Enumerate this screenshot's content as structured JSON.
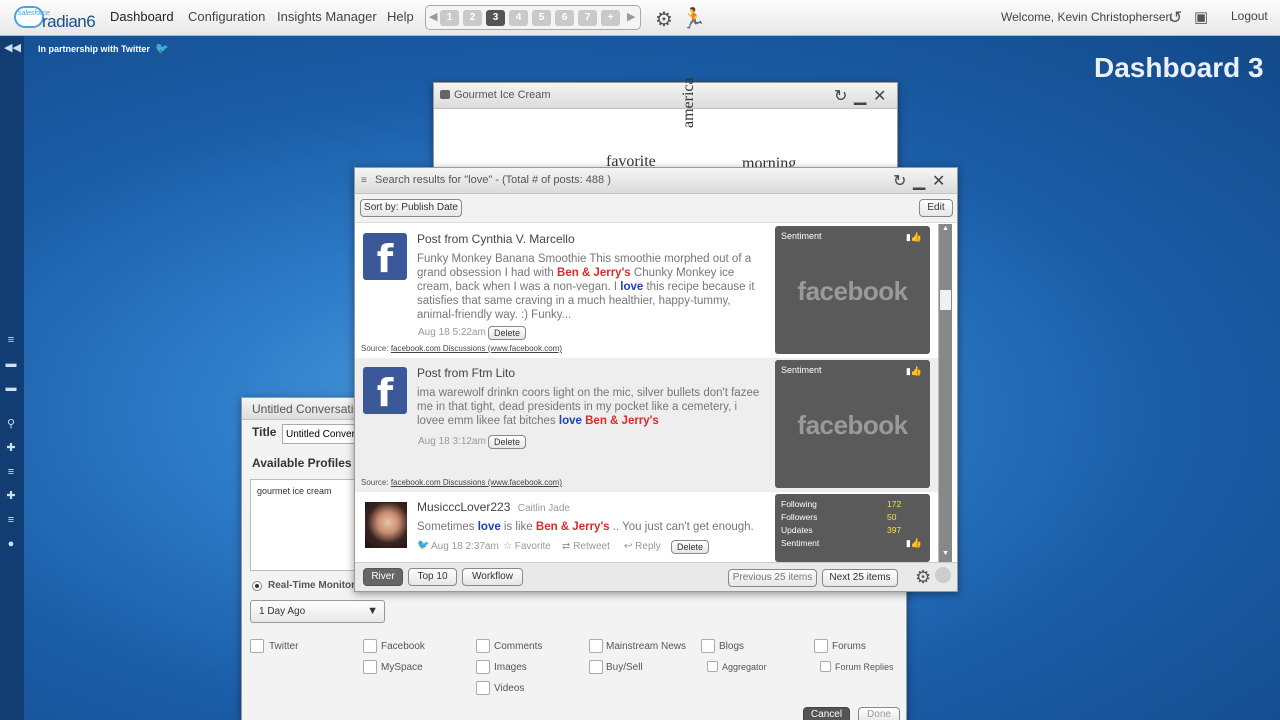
{
  "topbar": {
    "logo_small": "salesforce",
    "logo_text": "radian6",
    "nav": [
      "Dashboard",
      "Configuration",
      "Insights Manager",
      "Help"
    ],
    "pages": [
      "1",
      "2",
      "3",
      "4",
      "5",
      "6",
      "7",
      "+"
    ],
    "active_page": "3",
    "welcome": "Welcome, Kevin Christophersen",
    "logout": "Logout"
  },
  "partner_text": "In partnership with Twitter",
  "dashboard_title": "Dashboard 3",
  "cloud_window": {
    "title": "Gourmet Ice Cream",
    "words": [
      "favorite",
      "america",
      "morning"
    ]
  },
  "search_window": {
    "title": "Search results for \"love\" - (Total # of posts: 488 )",
    "sort_label": "Sort by: Publish Date",
    "edit_label": "Edit",
    "posts": [
      {
        "title": "Post from Cynthia V. Marcello",
        "body_parts": [
          "Funky Monkey Banana Smoothie This smoothie morphed out of a grand obsession I had with ",
          "Ben & Jerry's",
          " Chunky Monkey ice cream, back when I was a non-vegan. I ",
          "love",
          " this recipe because it satisfies that same craving in a much healthier, happy-tummy, animal-friendly way. :) Funky..."
        ],
        "time": "Aug 18 5:22am",
        "delete": "Delete",
        "source_label": "Source:",
        "source": "facebook.com Discussions (www.facebook.com)",
        "sentiment": "Sentiment",
        "brand": "facebook"
      },
      {
        "title": "Post from Ftm Lito",
        "body_parts": [
          "ima warewolf drinkn coors light on the mic, silver bullets don't fazee me in that tight, dead presidents in my pocket like a cemetery, i lovee emm likee fat bitches ",
          "love",
          " ",
          "Ben & Jerry's"
        ],
        "time": "Aug 18 3:12am",
        "delete": "Delete",
        "source_label": "Source:",
        "source": "facebook.com Discussions (www.facebook.com)",
        "sentiment": "Sentiment",
        "brand": "facebook"
      },
      {
        "title": "MusicccLover223",
        "subtitle": "Caitlin Jade",
        "body_parts": [
          "Sometimes ",
          "love",
          " is like ",
          "Ben & Jerry's",
          " .. You just can't get enough."
        ],
        "time": "Aug 18 2:37am",
        "favorite": "Favorite",
        "retweet": "Retweet",
        "reply": "Reply",
        "delete": "Delete",
        "stats": [
          {
            "label": "Following",
            "value": "172"
          },
          {
            "label": "Followers",
            "value": "50"
          },
          {
            "label": "Updates",
            "value": "397"
          }
        ],
        "sentiment": "Sentiment"
      }
    ],
    "tabs": [
      "River",
      "Top 10",
      "Workflow"
    ],
    "prev": "Previous 25 items",
    "next": "Next 25 items"
  },
  "conv_window": {
    "title": "Untitled Conversation",
    "title_label": "Title",
    "title_value": "Untitled Conversa",
    "profiles_label": "Available Profiles",
    "profiles": [
      "gourmet ice cream"
    ],
    "realtime": "Real-Time Monitor",
    "range": "1 Day Ago",
    "media": [
      [
        "Twitter",
        "MySpace"
      ],
      [
        "Facebook"
      ],
      [
        "Comments",
        "Images",
        "Videos"
      ],
      [
        "Mainstream News",
        "Buy/Sell"
      ],
      [
        "Blogs",
        "Aggregator"
      ],
      [
        "Forums",
        "Forum Replies"
      ]
    ],
    "cancel": "Cancel",
    "done": "Done"
  },
  "colors": {
    "keyword_love": "#1e3fb5",
    "keyword_brand": "#d52b2b",
    "facebook_blue": "#3b5998",
    "sentiment_bg": "#5a5a5a"
  }
}
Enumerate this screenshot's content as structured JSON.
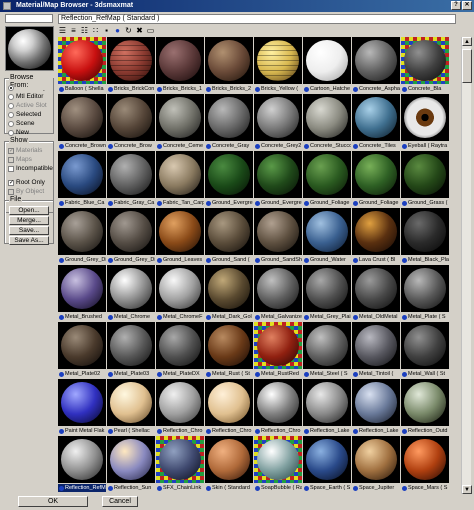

---*---

■ SET PROBLEM ■
Write out the entries above verbatim; the pictures do not belong in your copy.

■ PROBLEM SOLUTION ■
Enumerate this screenshot's content as structured JSON.
{
  "topbar": {
    "logo_small": "salesforce",
    "logo_text": "radian6",
    "nav": [
      "Dashboard",
      "Configuration",
      "Insights Manager",
      "Help"
    ],
    "pages": [
      "1",
      "2",
      "3",
      "4",
      "5",
      "6",
      "7",
      "+"
    ],
    "active_page": "3",
    "welcome": "Welcome, Kevin Christophersen",
    "logout": "Logout"
  },
  "partner_text": "In partnership with Twitter",
  "dashboard_title": "Dashboard 3",
  "cloud_window": {
    "title": "Gourmet Ice Cream",
    "words": [
      "favorite",
      "america",
      "morning"
    ]
  },
  "search_window": {
    "title": "Search results for \"love\" - (Total # of posts: 488 )",
    "sort_label": "Sort by: Publish Date",
    "edit_label": "Edit",
    "posts": [
      {
        "title": "Post from Cynthia V. Marcello",
        "body_parts": [
          "Funky Monkey Banana Smoothie This smoothie morphed out of a grand obsession I had with ",
          "Ben & Jerry's",
          " Chunky Monkey ice cream, back when I was a non-vegan. I ",
          "love",
          " this recipe because it satisfies that same craving in a much healthier, happy-tummy, animal-friendly way. :) Funky..."
        ],
        "time": "Aug 18 5:22am",
        "delete": "Delete",
        "source_label": "Source:",
        "source": "facebook.com Discussions (www.facebook.com)",
        "sentiment": "Sentiment",
        "brand": "facebook"
      },
      {
        "title": "Post from Ftm Lito",
        "body_parts": [
          "ima warewolf drinkn coors light on the mic, silver bullets don't fazee me in that tight, dead presidents in my pocket like a cemetery, i lovee emm likee fat bitches ",
          "love",
          " ",
          "Ben & Jerry's"
        ],
        "time": "Aug 18 3:12am",
        "delete": "Delete",
        "source_label": "Source:",
        "source": "facebook.com Discussions (www.facebook.com)",
        "sentiment": "Sentiment",
        "brand": "facebook"
      },
      {
        "title": "MusicccLover223",
        "subtitle": "Caitlin Jade",
        "body_parts": [
          "Sometimes ",
          "love",
          " is like ",
          "Ben & Jerry's",
          " .. You just can't get enough."
        ],
        "time": "Aug 18 2:37am",
        "favorite": "Favorite",
        "retweet": "Retweet",
        "reply": "Reply",
        "delete": "Delete",
        "stats": [
          {
            "label": "Following",
            "value": "172"
          },
          {
            "label": "Followers",
            "value": "50"
          },
          {
            "label": "Updates",
            "value": "397"
          }
        ],
        "sentiment": "Sentiment"
      }
    ],
    "tabs": [
      "River",
      "Top 10",
      "Workflow"
    ],
    "prev": "Previous 25 items",
    "next": "Next 25 items"
  },
  "conv_window": {
    "title": "Untitled Conversation",
    "title_label": "Title",
    "title_value": "Untitled Conversa",
    "profiles_label": "Available Profiles",
    "profiles": [
      "gourmet ice cream"
    ],
    "realtime": "Real-Time Monitor",
    "range": "1 Day Ago",
    "media": [
      [
        "Twitter",
        "MySpace"
      ],
      [
        "Facebook"
      ],
      [
        "Comments",
        "Images",
        "Videos"
      ],
      [
        "Mainstream News",
        "Buy/Sell"
      ],
      [
        "Blogs",
        "Aggregator"
      ],
      [
        "Forums",
        "Forum Replies"
      ]
    ],
    "cancel": "Cancel",
    "done": "Done"
  },
  "colors": {
    "keyword_love": "#1e3fb5",
    "keyword_brand": "#d52b2b",
    "facebook_blue": "#3b5998",
    "sentiment_bg": "#5a5a5a"
  }
}
Enumerate this screenshot's content as structured JSON.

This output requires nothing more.